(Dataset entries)
- - -

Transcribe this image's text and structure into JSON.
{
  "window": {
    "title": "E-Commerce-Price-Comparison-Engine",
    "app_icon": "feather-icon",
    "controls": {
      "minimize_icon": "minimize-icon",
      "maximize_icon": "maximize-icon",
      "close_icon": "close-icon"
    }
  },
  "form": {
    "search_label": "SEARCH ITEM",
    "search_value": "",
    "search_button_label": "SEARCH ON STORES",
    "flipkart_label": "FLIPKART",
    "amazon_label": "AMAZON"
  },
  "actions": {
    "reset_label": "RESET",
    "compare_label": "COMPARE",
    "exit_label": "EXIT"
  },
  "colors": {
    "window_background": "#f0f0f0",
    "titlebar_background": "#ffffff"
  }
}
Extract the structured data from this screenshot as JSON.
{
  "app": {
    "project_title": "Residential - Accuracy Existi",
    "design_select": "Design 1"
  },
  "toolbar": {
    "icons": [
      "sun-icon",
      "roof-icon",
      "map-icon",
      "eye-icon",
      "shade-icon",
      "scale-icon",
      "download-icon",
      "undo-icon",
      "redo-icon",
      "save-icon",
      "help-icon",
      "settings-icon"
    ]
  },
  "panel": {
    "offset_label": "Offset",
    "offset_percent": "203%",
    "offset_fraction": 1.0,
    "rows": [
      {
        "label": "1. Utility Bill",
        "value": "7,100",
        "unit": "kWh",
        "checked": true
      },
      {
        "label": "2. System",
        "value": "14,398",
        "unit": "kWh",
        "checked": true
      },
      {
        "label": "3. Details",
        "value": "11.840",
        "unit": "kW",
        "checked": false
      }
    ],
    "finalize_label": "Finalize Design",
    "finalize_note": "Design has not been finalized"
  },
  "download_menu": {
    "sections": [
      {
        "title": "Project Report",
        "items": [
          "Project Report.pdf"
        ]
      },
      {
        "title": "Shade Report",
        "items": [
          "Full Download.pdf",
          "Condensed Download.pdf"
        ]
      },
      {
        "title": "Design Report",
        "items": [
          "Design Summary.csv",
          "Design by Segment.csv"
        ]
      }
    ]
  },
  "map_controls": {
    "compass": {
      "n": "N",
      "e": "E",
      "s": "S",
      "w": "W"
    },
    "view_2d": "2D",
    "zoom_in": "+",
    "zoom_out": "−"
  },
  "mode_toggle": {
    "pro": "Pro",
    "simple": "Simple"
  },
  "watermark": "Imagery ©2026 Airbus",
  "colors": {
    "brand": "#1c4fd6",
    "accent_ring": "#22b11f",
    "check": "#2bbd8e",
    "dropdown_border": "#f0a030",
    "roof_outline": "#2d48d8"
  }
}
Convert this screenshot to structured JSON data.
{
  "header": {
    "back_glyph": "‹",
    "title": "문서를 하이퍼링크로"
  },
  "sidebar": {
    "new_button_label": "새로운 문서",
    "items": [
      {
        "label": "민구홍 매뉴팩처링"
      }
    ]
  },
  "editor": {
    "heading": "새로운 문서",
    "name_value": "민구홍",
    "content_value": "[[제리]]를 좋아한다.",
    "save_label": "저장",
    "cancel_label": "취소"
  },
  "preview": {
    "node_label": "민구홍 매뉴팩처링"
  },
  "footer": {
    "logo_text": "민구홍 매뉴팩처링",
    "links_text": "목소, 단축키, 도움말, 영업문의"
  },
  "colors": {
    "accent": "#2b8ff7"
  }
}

- - -

-- Stated problem --
Your task is to transcribe the listing above in full, exactly as given.

-- Correct result --
Transcribe this image's text and structure into JSON.
{
  "window": {
    "title": "E-Commerce-Price-Comparison-Engine",
    "app_icon": "feather-icon",
    "controls": {
      "minimize_icon": "minimize-icon",
      "maximize_icon": "maximize-icon",
      "close_icon": "close-icon"
    }
  },
  "form": {
    "search_label": "SEARCH ITEM",
    "search_value": "",
    "search_button_label": "SEARCH ON STORES",
    "flipkart_label": "FLIPKART",
    "amazon_label": "AMAZON"
  },
  "actions": {
    "reset_label": "RESET",
    "compare_label": "COMPARE",
    "exit_label": "EXIT"
  },
  "colors": {
    "window_background": "#f0f0f0",
    "titlebar_background": "#ffffff"
  }
}
Extract the structured data from this screenshot as JSON.
{
  "app": {
    "project_title": "Residential - Accuracy Existi",
    "design_select": "Design 1"
  },
  "toolbar": {
    "icons": [
      "sun-icon",
      "roof-icon",
      "map-icon",
      "eye-icon",
      "shade-icon",
      "scale-icon",
      "download-icon",
      "undo-icon",
      "redo-icon",
      "save-icon",
      "help-icon",
      "settings-icon"
    ]
  },
  "panel": {
    "offset_label": "Offset",
    "offset_percent": "203%",
    "offset_fraction": 1.0,
    "rows": [
      {
        "label": "1. Utility Bill",
        "value": "7,100",
        "unit": "kWh",
        "checked": true
      },
      {
        "label": "2. System",
        "value": "14,398",
        "unit": "kWh",
        "checked": true
      },
      {
        "label": "3. Details",
        "value": "11.840",
        "unit": "kW",
        "checked": false
      }
    ],
    "finalize_label": "Finalize Design",
    "finalize_note": "Design has not been finalized"
  },
  "download_menu": {
    "sections": [
      {
        "title": "Project Report",
        "items": [
          "Project Report.pdf"
        ]
      },
      {
        "title": "Shade Report",
        "items": [
          "Full Download.pdf",
          "Condensed Download.pdf"
        ]
      },
      {
        "title": "Design Report",
        "items": [
          "Design Summary.csv",
          "Design by Segment.csv"
        ]
      }
    ]
  },
  "map_controls": {
    "compass": {
      "n": "N",
      "e": "E",
      "s": "S",
      "w": "W"
    },
    "view_2d": "2D",
    "zoom_in": "+",
    "zoom_out": "−"
  },
  "mode_toggle": {
    "pro": "Pro",
    "simple": "Simple"
  },
  "watermark": "Imagery ©2026 Airbus",
  "colors": {
    "brand": "#1c4fd6",
    "accent_ring": "#22b11f",
    "check": "#2bbd8e",
    "dropdown_border": "#f0a030",
    "roof_outline": "#2d48d8"
  }
}
Convert this screenshot to structured JSON data.
{
  "header": {
    "back_glyph": "‹",
    "title": "문서를 하이퍼링크로"
  },
  "sidebar": {
    "new_button_label": "새로운 문서",
    "items": [
      {
        "label": "민구홍 매뉴팩처링"
      }
    ]
  },
  "editor": {
    "heading": "새로운 문서",
    "name_value": "민구홍",
    "content_value": "[[제리]]를 좋아한다.",
    "save_label": "저장",
    "cancel_label": "취소"
  },
  "preview": {
    "node_label": "민구홍 매뉴팩처링"
  },
  "footer": {
    "logo_text": "민구홍 매뉴팩처링",
    "links_text": "목소, 단축키, 도움말, 영업문의"
  },
  "colors": {
    "accent": "#2b8ff7"
  }
}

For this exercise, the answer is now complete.